## Problem
Copy out all lines that carry the word "document".

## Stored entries
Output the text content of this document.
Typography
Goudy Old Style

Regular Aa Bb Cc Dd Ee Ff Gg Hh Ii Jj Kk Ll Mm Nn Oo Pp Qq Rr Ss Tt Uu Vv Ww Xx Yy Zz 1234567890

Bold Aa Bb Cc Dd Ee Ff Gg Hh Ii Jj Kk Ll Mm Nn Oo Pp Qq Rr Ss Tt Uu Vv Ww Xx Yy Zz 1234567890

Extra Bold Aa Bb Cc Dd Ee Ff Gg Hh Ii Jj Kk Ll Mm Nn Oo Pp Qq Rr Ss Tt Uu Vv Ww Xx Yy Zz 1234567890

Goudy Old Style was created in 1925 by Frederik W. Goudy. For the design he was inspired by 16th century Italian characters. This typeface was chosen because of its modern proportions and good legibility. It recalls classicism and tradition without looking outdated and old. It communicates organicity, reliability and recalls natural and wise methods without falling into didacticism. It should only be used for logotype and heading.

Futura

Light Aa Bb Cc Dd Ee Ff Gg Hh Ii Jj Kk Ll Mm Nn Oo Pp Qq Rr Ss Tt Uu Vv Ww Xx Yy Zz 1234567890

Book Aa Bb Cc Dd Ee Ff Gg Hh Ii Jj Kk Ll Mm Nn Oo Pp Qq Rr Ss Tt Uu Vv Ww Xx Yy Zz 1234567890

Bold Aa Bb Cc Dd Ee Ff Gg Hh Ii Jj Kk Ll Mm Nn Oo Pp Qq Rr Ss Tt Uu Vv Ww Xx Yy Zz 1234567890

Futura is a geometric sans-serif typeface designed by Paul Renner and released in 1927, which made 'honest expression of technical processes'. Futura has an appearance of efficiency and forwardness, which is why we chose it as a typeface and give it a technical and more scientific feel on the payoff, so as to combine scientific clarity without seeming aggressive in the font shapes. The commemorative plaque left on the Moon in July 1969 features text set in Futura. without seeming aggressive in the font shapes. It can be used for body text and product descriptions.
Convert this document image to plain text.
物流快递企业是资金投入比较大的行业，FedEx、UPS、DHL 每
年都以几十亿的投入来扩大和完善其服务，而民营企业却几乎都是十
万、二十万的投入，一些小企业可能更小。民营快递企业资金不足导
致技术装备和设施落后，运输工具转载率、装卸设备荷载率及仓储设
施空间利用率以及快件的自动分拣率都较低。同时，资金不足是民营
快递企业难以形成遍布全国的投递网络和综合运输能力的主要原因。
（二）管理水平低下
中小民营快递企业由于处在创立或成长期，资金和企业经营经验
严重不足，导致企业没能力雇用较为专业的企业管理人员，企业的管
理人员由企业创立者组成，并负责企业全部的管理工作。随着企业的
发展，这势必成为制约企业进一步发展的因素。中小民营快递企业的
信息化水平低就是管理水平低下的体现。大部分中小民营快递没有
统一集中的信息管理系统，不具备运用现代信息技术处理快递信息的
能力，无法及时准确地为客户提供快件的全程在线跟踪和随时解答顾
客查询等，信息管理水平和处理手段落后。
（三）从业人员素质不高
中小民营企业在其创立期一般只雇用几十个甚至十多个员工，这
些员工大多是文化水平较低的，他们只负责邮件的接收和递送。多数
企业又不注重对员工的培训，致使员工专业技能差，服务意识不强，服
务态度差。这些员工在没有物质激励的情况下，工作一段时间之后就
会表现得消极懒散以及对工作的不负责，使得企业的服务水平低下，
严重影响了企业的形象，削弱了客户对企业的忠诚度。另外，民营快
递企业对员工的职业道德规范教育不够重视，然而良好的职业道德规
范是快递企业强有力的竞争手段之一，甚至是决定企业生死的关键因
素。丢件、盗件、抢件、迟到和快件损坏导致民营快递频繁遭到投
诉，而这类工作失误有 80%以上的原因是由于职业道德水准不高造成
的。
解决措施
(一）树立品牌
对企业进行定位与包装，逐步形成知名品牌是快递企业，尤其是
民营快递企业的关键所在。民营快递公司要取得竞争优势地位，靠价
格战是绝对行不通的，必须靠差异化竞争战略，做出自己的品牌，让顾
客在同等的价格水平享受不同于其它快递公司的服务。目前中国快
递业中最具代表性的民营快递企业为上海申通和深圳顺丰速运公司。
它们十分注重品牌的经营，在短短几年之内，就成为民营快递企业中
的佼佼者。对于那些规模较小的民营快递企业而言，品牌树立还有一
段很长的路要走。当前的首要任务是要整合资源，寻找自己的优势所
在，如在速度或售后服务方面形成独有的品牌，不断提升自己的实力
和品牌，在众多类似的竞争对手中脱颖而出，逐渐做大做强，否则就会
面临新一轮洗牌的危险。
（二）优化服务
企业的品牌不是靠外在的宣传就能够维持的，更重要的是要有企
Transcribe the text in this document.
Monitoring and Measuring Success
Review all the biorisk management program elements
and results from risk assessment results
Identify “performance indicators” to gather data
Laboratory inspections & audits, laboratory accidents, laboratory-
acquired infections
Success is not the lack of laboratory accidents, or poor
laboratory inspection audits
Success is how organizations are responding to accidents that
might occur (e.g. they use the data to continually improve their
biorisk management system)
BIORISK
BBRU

## Worked solution
Output the text content of this document.
Convert this document image to plain text.
Transcribe the text in this document.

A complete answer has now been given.